▸ Task details
Reproduce the records below exactly, leaving out any pictures.

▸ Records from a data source
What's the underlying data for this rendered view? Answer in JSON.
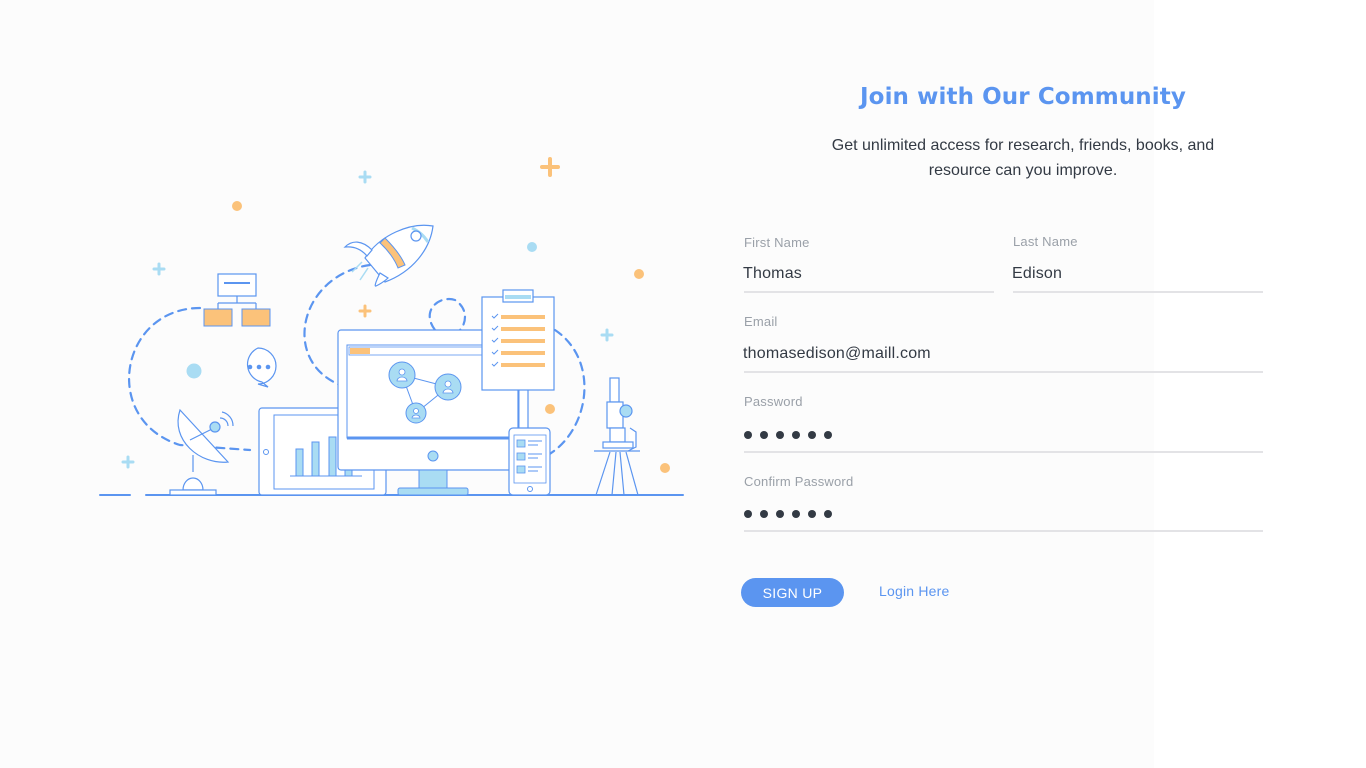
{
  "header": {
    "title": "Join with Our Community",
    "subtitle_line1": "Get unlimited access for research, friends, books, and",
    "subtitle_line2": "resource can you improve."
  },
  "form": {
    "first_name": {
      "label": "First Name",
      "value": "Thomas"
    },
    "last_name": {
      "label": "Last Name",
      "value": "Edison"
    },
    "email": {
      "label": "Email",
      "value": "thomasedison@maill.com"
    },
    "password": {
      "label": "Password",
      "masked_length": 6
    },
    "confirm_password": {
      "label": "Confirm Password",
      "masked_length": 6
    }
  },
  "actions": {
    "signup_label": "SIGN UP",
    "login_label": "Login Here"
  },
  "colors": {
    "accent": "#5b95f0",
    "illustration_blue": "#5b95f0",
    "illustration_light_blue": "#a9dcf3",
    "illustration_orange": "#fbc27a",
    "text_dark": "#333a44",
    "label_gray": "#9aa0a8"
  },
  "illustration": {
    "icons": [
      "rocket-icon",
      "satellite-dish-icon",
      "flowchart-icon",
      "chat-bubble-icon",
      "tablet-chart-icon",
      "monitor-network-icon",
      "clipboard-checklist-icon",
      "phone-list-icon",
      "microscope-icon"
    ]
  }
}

▸ Task response
What's the underlying data for this rendered view? Answer in JSON.
{
  "header": {
    "title": "Join with Our Community",
    "subtitle_line1": "Get unlimited access for research, friends, books, and",
    "subtitle_line2": "resource can you improve."
  },
  "form": {
    "first_name": {
      "label": "First Name",
      "value": "Thomas"
    },
    "last_name": {
      "label": "Last Name",
      "value": "Edison"
    },
    "email": {
      "label": "Email",
      "value": "thomasedison@maill.com"
    },
    "password": {
      "label": "Password",
      "masked_length": 6
    },
    "confirm_password": {
      "label": "Confirm Password",
      "masked_length": 6
    }
  },
  "actions": {
    "signup_label": "SIGN UP",
    "login_label": "Login Here"
  },
  "colors": {
    "accent": "#5b95f0",
    "illustration_blue": "#5b95f0",
    "illustration_light_blue": "#a9dcf3",
    "illustration_orange": "#fbc27a",
    "text_dark": "#333a44",
    "label_gray": "#9aa0a8"
  },
  "illustration": {
    "icons": [
      "rocket-icon",
      "satellite-dish-icon",
      "flowchart-icon",
      "chat-bubble-icon",
      "tablet-chart-icon",
      "monitor-network-icon",
      "clipboard-checklist-icon",
      "phone-list-icon",
      "microscope-icon"
    ]
  }
}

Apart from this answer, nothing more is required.